**Written instruction:** Please write the listing below out again exactly, leaving every picture behind.

==== The records

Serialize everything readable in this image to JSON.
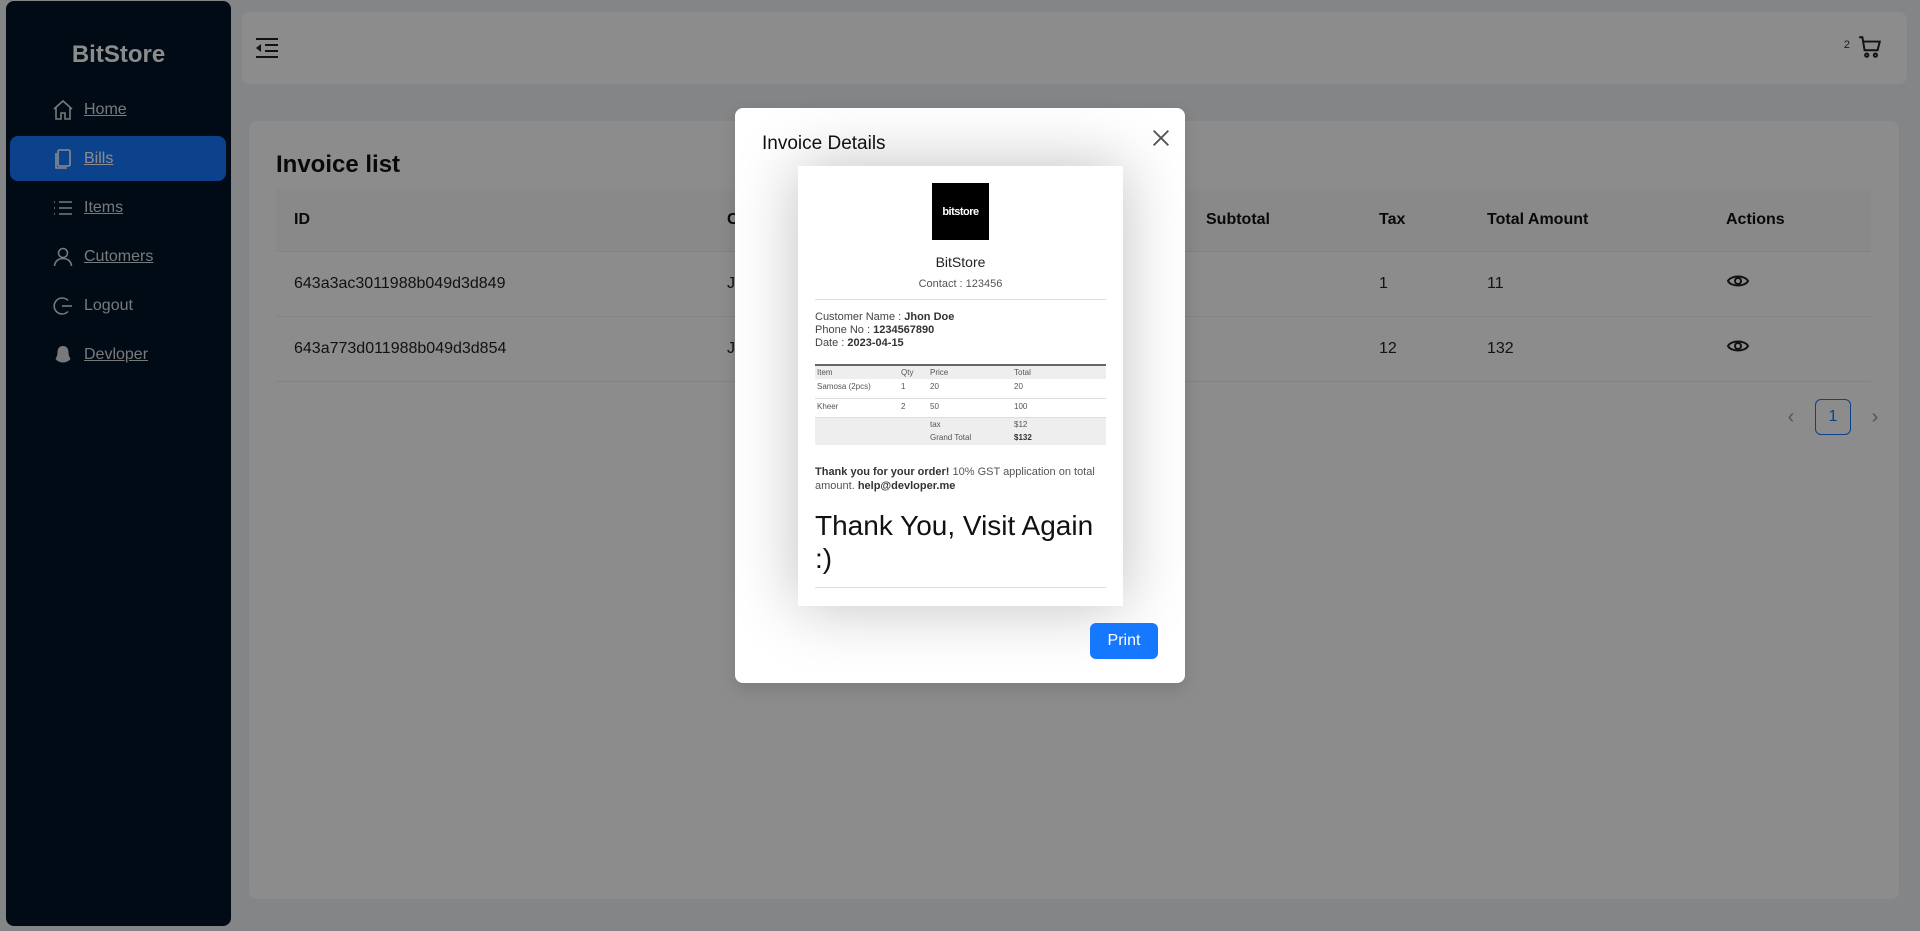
{
  "brand": "BitStore",
  "sidebar": {
    "items": [
      {
        "label": "Home",
        "icon": "home-icon"
      },
      {
        "label": "Bills",
        "icon": "bills-icon",
        "active": true
      },
      {
        "label": "Items",
        "icon": "list-icon"
      },
      {
        "label": "Cutomers",
        "icon": "user-icon"
      },
      {
        "label": "Logout",
        "icon": "logout-icon"
      },
      {
        "label": "Devloper",
        "icon": "developer-icon"
      }
    ]
  },
  "header": {
    "cart_count": "2"
  },
  "main": {
    "title": "Invoice list",
    "columns": [
      "ID",
      "C",
      "Subtotal",
      "Tax",
      "Total Amount",
      "Actions"
    ],
    "rows": [
      {
        "id": "643a3ac3011988b049d3d849",
        "customer": "J",
        "subtotal": "",
        "tax": "1",
        "total": "11"
      },
      {
        "id": "643a773d011988b049d3d854",
        "customer": "J",
        "subtotal": "",
        "tax": "12",
        "total": "132"
      }
    ],
    "page": "1"
  },
  "modal": {
    "title": "Invoice Details",
    "print_label": "Print",
    "receipt": {
      "logo_text": "bitstore",
      "store_name": "BitStore",
      "contact": "Contact : 123456",
      "customer_label": "Customer Name : ",
      "customer_name": "Jhon Doe",
      "phone_label": "Phone No : ",
      "phone": "1234567890",
      "date_label": "Date : ",
      "date": "2023-04-15",
      "columns": [
        "Item",
        "Qty",
        "Price",
        "Total"
      ],
      "items": [
        {
          "item": "Samosa (2pcs)",
          "qty": "1",
          "price": "20",
          "total": "20"
        },
        {
          "item": "Kheer",
          "qty": "2",
          "price": "50",
          "total": "100"
        }
      ],
      "tax_label": "tax",
      "tax_value": "$12",
      "grand_label": "Grand Total",
      "grand_value": "$132",
      "thanks": "Thank you for your order!",
      "gst_note": " 10% GST application on total amount. ",
      "email": "help@devloper.me",
      "farewell": "Thank You, Visit Again :)"
    }
  }
}
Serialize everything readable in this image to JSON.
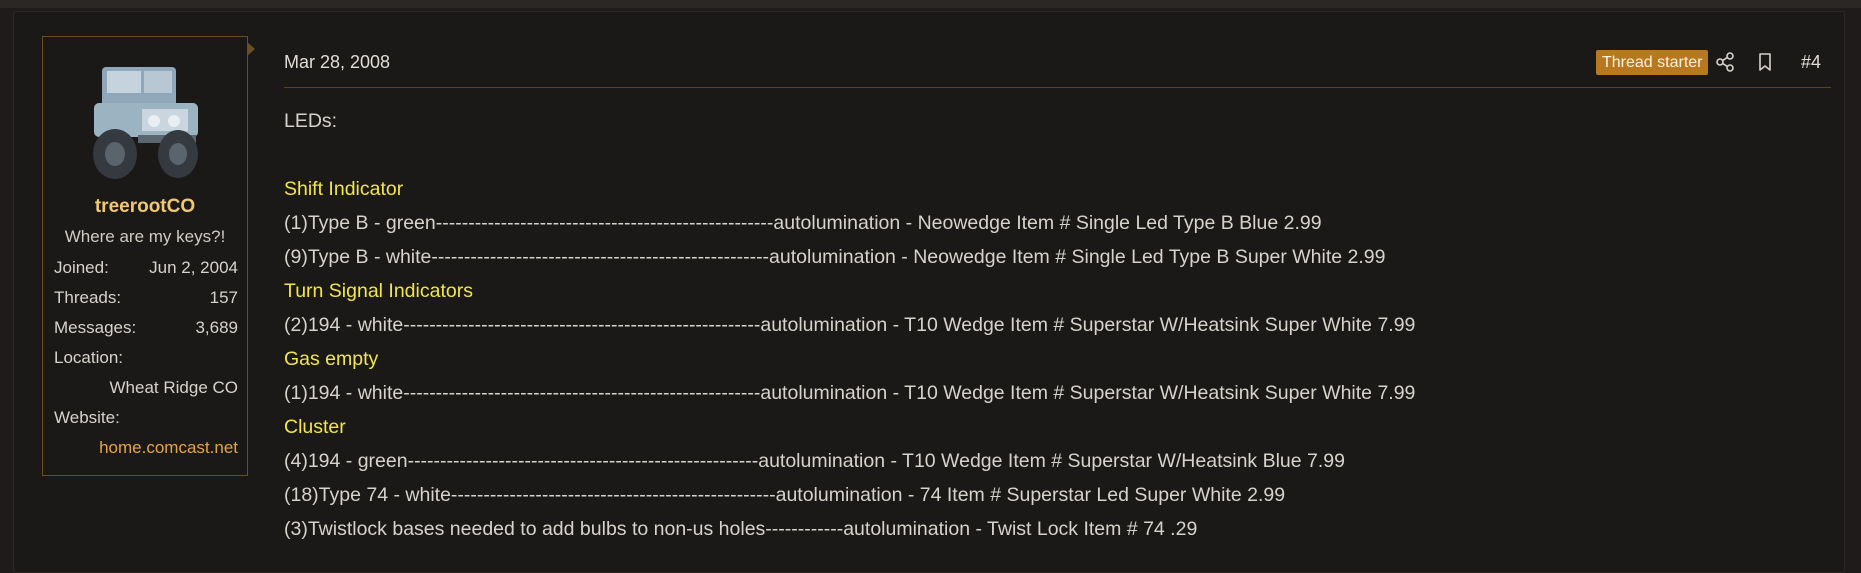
{
  "user": {
    "name": "treerootCO",
    "title": "Where are my keys?!",
    "stats": [
      {
        "key": "Joined:",
        "value": "Jun 2, 2004"
      },
      {
        "key": "Threads:",
        "value": "157"
      },
      {
        "key": "Messages:",
        "value": "3,689"
      }
    ],
    "location_label": "Location:",
    "location_value": "Wheat Ridge CO",
    "website_label": "Website:",
    "website_value": "home.comcast.net"
  },
  "post": {
    "date": "Mar 28, 2008",
    "badge": "Thread starter",
    "number": "#4",
    "icons": [
      "share-icon",
      "bookmark-icon"
    ],
    "colors": {
      "accent": "#b8781f",
      "heading": "#f2e64a",
      "link": "#e3a54a"
    },
    "lines": [
      {
        "text": "LEDs:",
        "kind": "text"
      },
      {
        "text": "",
        "kind": "blank"
      },
      {
        "text": "Shift Indicator",
        "kind": "heading"
      },
      {
        "text": "(1)Type B - green----------------------------------------------------autolumination - Neowedge Item # Single Led Type B Blue 2.99",
        "kind": "text"
      },
      {
        "text": "(9)Type B - white----------------------------------------------------autolumination - Neowedge Item # Single Led Type B Super White 2.99",
        "kind": "text"
      },
      {
        "text": "Turn Signal Indicators",
        "kind": "heading"
      },
      {
        "text": "(2)194 - white-------------------------------------------------------autolumination - T10 Wedge Item # Superstar W/Heatsink Super White 7.99",
        "kind": "text"
      },
      {
        "text": "Gas empty",
        "kind": "heading"
      },
      {
        "text": "(1)194 - white-------------------------------------------------------autolumination - T10 Wedge Item # Superstar W/Heatsink Super White 7.99",
        "kind": "text"
      },
      {
        "text": "Cluster",
        "kind": "heading"
      },
      {
        "text": "(4)194 - green------------------------------------------------------autolumination - T10 Wedge Item # Superstar W/Heatsink Blue 7.99",
        "kind": "text"
      },
      {
        "text": "(18)Type 74 - white--------------------------------------------------autolumination - 74 Item # Superstar Led Super White 2.99",
        "kind": "text"
      },
      {
        "text": "(3)Twistlock bases needed to add bulbs to non-us holes------------autolumination - Twist Lock Item # 74 .29",
        "kind": "text"
      }
    ]
  }
}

========

**Response:**
Serialize everything readable in this image to JSON.
{
  "brand": "BitStore",
  "sidebar": {
    "items": [
      {
        "label": "Home",
        "icon": "home-icon"
      },
      {
        "label": "Bills",
        "icon": "bills-icon",
        "active": true
      },
      {
        "label": "Items",
        "icon": "list-icon"
      },
      {
        "label": "Cutomers",
        "icon": "user-icon"
      },
      {
        "label": "Logout",
        "icon": "logout-icon"
      },
      {
        "label": "Devloper",
        "icon": "developer-icon"
      }
    ]
  },
  "header": {
    "cart_count": "2"
  },
  "main": {
    "title": "Invoice list",
    "columns": [
      "ID",
      "C",
      "Subtotal",
      "Tax",
      "Total Amount",
      "Actions"
    ],
    "rows": [
      {
        "id": "643a3ac3011988b049d3d849",
        "customer": "J",
        "subtotal": "",
        "tax": "1",
        "total": "11"
      },
      {
        "id": "643a773d011988b049d3d854",
        "customer": "J",
        "subtotal": "",
        "tax": "12",
        "total": "132"
      }
    ],
    "page": "1"
  },
  "modal": {
    "title": "Invoice Details",
    "print_label": "Print",
    "receipt": {
      "logo_text": "bitstore",
      "store_name": "BitStore",
      "contact": "Contact : 123456",
      "customer_label": "Customer Name : ",
      "customer_name": "Jhon Doe",
      "phone_label": "Phone No : ",
      "phone": "1234567890",
      "date_label": "Date : ",
      "date": "2023-04-15",
      "columns": [
        "Item",
        "Qty",
        "Price",
        "Total"
      ],
      "items": [
        {
          "item": "Samosa (2pcs)",
          "qty": "1",
          "price": "20",
          "total": "20"
        },
        {
          "item": "Kheer",
          "qty": "2",
          "price": "50",
          "total": "100"
        }
      ],
      "tax_label": "tax",
      "tax_value": "$12",
      "grand_label": "Grand Total",
      "grand_value": "$132",
      "thanks": "Thank you for your order!",
      "gst_note": " 10% GST application on total amount. ",
      "email": "help@devloper.me",
      "farewell": "Thank You, Visit Again :)"
    }
  }
}
Serialize everything readable in this image to JSON.
{
  "user": {
    "name": "treerootCO",
    "title": "Where are my keys?!",
    "stats": [
      {
        "key": "Joined:",
        "value": "Jun 2, 2004"
      },
      {
        "key": "Threads:",
        "value": "157"
      },
      {
        "key": "Messages:",
        "value": "3,689"
      }
    ],
    "location_label": "Location:",
    "location_value": "Wheat Ridge CO",
    "website_label": "Website:",
    "website_value": "home.comcast.net"
  },
  "post": {
    "date": "Mar 28, 2008",
    "badge": "Thread starter",
    "number": "#4",
    "icons": [
      "share-icon",
      "bookmark-icon"
    ],
    "colors": {
      "accent": "#b8781f",
      "heading": "#f2e64a",
      "link": "#e3a54a"
    },
    "lines": [
      {
        "text": "LEDs:",
        "kind": "text"
      },
      {
        "text": "",
        "kind": "blank"
      },
      {
        "text": "Shift Indicator",
        "kind": "heading"
      },
      {
        "text": "(1)Type B - green----------------------------------------------------autolumination - Neowedge Item # Single Led Type B Blue 2.99",
        "kind": "text"
      },
      {
        "text": "(9)Type B - white----------------------------------------------------autolumination - Neowedge Item # Single Led Type B Super White 2.99",
        "kind": "text"
      },
      {
        "text": "Turn Signal Indicators",
        "kind": "heading"
      },
      {
        "text": "(2)194 - white-------------------------------------------------------autolumination - T10 Wedge Item # Superstar W/Heatsink Super White 7.99",
        "kind": "text"
      },
      {
        "text": "Gas empty",
        "kind": "heading"
      },
      {
        "text": "(1)194 - white-------------------------------------------------------autolumination - T10 Wedge Item # Superstar W/Heatsink Super White 7.99",
        "kind": "text"
      },
      {
        "text": "Cluster",
        "kind": "heading"
      },
      {
        "text": "(4)194 - green------------------------------------------------------autolumination - T10 Wedge Item # Superstar W/Heatsink Blue 7.99",
        "kind": "text"
      },
      {
        "text": "(18)Type 74 - white--------------------------------------------------autolumination - 74 Item # Superstar Led Super White 2.99",
        "kind": "text"
      },
      {
        "text": "(3)Twistlock bases needed to add bulbs to non-us holes------------autolumination - Twist Lock Item # 74 .29",
        "kind": "text"
      }
    ]
  }
}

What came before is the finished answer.